*Given task*
Each record below should be repeated precisely as written.

Records that describe figures
________
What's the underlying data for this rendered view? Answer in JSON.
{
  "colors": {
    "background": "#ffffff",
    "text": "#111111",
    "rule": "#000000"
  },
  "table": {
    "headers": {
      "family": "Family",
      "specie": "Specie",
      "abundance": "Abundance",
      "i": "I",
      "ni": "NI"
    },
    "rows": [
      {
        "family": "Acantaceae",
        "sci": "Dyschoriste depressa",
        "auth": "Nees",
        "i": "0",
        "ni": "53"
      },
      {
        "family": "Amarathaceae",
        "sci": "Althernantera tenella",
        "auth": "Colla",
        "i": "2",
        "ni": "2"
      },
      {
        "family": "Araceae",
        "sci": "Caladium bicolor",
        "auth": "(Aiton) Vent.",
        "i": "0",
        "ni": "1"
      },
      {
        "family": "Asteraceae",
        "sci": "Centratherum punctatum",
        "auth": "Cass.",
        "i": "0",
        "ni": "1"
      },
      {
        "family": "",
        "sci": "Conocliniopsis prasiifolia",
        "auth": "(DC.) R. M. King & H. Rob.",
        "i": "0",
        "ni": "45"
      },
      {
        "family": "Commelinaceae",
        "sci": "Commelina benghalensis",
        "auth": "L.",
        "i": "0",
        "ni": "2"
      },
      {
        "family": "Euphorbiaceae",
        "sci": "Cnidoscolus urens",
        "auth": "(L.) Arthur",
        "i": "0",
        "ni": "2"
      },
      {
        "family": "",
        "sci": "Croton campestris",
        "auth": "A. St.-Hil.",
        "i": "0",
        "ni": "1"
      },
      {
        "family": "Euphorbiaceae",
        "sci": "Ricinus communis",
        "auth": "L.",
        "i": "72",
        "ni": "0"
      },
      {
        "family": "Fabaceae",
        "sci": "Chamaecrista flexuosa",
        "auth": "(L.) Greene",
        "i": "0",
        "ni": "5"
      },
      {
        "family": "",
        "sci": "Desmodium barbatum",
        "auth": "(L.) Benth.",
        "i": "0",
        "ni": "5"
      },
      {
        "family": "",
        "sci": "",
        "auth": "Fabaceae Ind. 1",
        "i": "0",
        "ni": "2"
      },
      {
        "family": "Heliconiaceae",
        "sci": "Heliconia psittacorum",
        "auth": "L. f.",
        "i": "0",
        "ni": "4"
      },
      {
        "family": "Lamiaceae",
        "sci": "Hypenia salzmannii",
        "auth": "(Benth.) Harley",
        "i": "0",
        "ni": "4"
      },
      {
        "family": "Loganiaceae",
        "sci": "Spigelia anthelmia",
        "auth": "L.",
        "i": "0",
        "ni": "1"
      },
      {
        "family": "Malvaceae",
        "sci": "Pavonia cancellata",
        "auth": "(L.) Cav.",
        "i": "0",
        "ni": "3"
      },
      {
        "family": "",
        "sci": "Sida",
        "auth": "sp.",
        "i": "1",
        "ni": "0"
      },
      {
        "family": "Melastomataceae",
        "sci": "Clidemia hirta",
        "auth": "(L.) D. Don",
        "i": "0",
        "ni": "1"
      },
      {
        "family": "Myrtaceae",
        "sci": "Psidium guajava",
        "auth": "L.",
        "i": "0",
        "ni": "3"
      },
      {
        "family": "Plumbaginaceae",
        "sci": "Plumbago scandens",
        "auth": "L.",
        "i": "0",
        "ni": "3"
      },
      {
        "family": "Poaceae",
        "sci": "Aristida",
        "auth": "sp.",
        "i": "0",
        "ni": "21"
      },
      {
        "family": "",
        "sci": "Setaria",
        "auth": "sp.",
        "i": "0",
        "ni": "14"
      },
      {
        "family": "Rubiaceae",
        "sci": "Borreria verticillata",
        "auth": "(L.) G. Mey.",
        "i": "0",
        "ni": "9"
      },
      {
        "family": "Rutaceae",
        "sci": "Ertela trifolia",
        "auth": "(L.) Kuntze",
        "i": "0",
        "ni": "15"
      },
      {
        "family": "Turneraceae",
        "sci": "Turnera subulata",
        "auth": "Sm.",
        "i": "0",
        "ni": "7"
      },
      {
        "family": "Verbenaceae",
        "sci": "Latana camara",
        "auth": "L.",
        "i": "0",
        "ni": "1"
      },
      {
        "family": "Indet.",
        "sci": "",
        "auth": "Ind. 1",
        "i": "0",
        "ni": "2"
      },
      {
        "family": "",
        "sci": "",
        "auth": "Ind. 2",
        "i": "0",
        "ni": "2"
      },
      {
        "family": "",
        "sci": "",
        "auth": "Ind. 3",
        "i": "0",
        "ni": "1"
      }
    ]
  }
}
________
*Output of the exercise*
What's the underlying data for this rendered view? Answer in JSON.
{
  "colors": {
    "background": "#ffffff",
    "text": "#111111",
    "rule": "#000000"
  },
  "table": {
    "headers": {
      "family": "Family",
      "specie": "Specie",
      "abundance": "Abundance",
      "i": "I",
      "ni": "NI"
    },
    "rows": [
      {
        "family": "Acantaceae",
        "sci": "Dyschoriste depressa",
        "auth": "Nees",
        "i": "0",
        "ni": "53"
      },
      {
        "family": "Amarathaceae",
        "sci": "Althernantera tenella",
        "auth": "Colla",
        "i": "2",
        "ni": "2"
      },
      {
        "family": "Araceae",
        "sci": "Caladium bicolor",
        "auth": "(Aiton) Vent.",
        "i": "0",
        "ni": "1"
      },
      {
        "family": "Asteraceae",
        "sci": "Centratherum punctatum",
        "auth": "Cass.",
        "i": "0",
        "ni": "1"
      },
      {
        "family": "",
        "sci": "Conocliniopsis prasiifolia",
        "auth": "(DC.) R. M. King & H. Rob.",
        "i": "0",
        "ni": "45"
      },
      {
        "family": "Commelinaceae",
        "sci": "Commelina benghalensis",
        "auth": "L.",
        "i": "0",
        "ni": "2"
      },
      {
        "family": "Euphorbiaceae",
        "sci": "Cnidoscolus urens",
        "auth": "(L.) Arthur",
        "i": "0",
        "ni": "2"
      },
      {
        "family": "",
        "sci": "Croton campestris",
        "auth": "A. St.-Hil.",
        "i": "0",
        "ni": "1"
      },
      {
        "family": "Euphorbiaceae",
        "sci": "Ricinus communis",
        "auth": "L.",
        "i": "72",
        "ni": "0"
      },
      {
        "family": "Fabaceae",
        "sci": "Chamaecrista flexuosa",
        "auth": "(L.) Greene",
        "i": "0",
        "ni": "5"
      },
      {
        "family": "",
        "sci": "Desmodium barbatum",
        "auth": "(L.) Benth.",
        "i": "0",
        "ni": "5"
      },
      {
        "family": "",
        "sci": "",
        "auth": "Fabaceae Ind. 1",
        "i": "0",
        "ni": "2"
      },
      {
        "family": "Heliconiaceae",
        "sci": "Heliconia psittacorum",
        "auth": "L. f.",
        "i": "0",
        "ni": "4"
      },
      {
        "family": "Lamiaceae",
        "sci": "Hypenia salzmannii",
        "auth": "(Benth.) Harley",
        "i": "0",
        "ni": "4"
      },
      {
        "family": "Loganiaceae",
        "sci": "Spigelia anthelmia",
        "auth": "L.",
        "i": "0",
        "ni": "1"
      },
      {
        "family": "Malvaceae",
        "sci": "Pavonia cancellata",
        "auth": "(L.) Cav.",
        "i": "0",
        "ni": "3"
      },
      {
        "family": "",
        "sci": "Sida",
        "auth": "sp.",
        "i": "1",
        "ni": "0"
      },
      {
        "family": "Melastomataceae",
        "sci": "Clidemia hirta",
        "auth": "(L.) D. Don",
        "i": "0",
        "ni": "1"
      },
      {
        "family": "Myrtaceae",
        "sci": "Psidium guajava",
        "auth": "L.",
        "i": "0",
        "ni": "3"
      },
      {
        "family": "Plumbaginaceae",
        "sci": "Plumbago scandens",
        "auth": "L.",
        "i": "0",
        "ni": "3"
      },
      {
        "family": "Poaceae",
        "sci": "Aristida",
        "auth": "sp.",
        "i": "0",
        "ni": "21"
      },
      {
        "family": "",
        "sci": "Setaria",
        "auth": "sp.",
        "i": "0",
        "ni": "14"
      },
      {
        "family": "Rubiaceae",
        "sci": "Borreria verticillata",
        "auth": "(L.) G. Mey.",
        "i": "0",
        "ni": "9"
      },
      {
        "family": "Rutaceae",
        "sci": "Ertela trifolia",
        "auth": "(L.) Kuntze",
        "i": "0",
        "ni": "15"
      },
      {
        "family": "Turneraceae",
        "sci": "Turnera subulata",
        "auth": "Sm.",
        "i": "0",
        "ni": "7"
      },
      {
        "family": "Verbenaceae",
        "sci": "Latana camara",
        "auth": "L.",
        "i": "0",
        "ni": "1"
      },
      {
        "family": "Indet.",
        "sci": "",
        "auth": "Ind. 1",
        "i": "0",
        "ni": "2"
      },
      {
        "family": "",
        "sci": "",
        "auth": "Ind. 2",
        "i": "0",
        "ni": "2"
      },
      {
        "family": "",
        "sci": "",
        "auth": "Ind. 3",
        "i": "0",
        "ni": "1"
      }
    ]
  }
}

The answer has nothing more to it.